── DATASET CONTENT ──

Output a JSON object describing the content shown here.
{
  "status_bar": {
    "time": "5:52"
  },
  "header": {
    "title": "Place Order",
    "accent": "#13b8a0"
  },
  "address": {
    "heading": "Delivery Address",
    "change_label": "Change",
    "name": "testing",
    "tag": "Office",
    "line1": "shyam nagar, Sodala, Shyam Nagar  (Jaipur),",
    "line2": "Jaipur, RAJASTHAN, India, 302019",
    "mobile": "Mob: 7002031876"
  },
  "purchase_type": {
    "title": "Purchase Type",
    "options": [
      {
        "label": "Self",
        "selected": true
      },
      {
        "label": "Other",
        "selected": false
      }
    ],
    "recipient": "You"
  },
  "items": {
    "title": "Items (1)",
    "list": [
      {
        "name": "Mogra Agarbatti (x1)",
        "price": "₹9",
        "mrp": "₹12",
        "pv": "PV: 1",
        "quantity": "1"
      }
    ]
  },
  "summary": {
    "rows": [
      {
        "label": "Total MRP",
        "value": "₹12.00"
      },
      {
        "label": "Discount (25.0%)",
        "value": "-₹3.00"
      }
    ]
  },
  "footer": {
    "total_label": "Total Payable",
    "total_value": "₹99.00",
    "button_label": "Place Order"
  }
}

───

• TO BE DONE
Transcribe the full listing above without leaving anything out.

• OUTPUT OF THE TASK
Output a JSON object describing the content shown here.
{
  "status_bar": {
    "time": "5:52"
  },
  "header": {
    "title": "Place Order",
    "accent": "#13b8a0"
  },
  "address": {
    "heading": "Delivery Address",
    "change_label": "Change",
    "name": "testing",
    "tag": "Office",
    "line1": "shyam nagar, Sodala, Shyam Nagar  (Jaipur),",
    "line2": "Jaipur, RAJASTHAN, India, 302019",
    "mobile": "Mob: 7002031876"
  },
  "purchase_type": {
    "title": "Purchase Type",
    "options": [
      {
        "label": "Self",
        "selected": true
      },
      {
        "label": "Other",
        "selected": false
      }
    ],
    "recipient": "You"
  },
  "items": {
    "title": "Items (1)",
    "list": [
      {
        "name": "Mogra Agarbatti (x1)",
        "price": "₹9",
        "mrp": "₹12",
        "pv": "PV: 1",
        "quantity": "1"
      }
    ]
  },
  "summary": {
    "rows": [
      {
        "label": "Total MRP",
        "value": "₹12.00"
      },
      {
        "label": "Discount (25.0%)",
        "value": "-₹3.00"
      }
    ]
  },
  "footer": {
    "total_label": "Total Payable",
    "total_value": "₹99.00",
    "button_label": "Place Order"
  }
}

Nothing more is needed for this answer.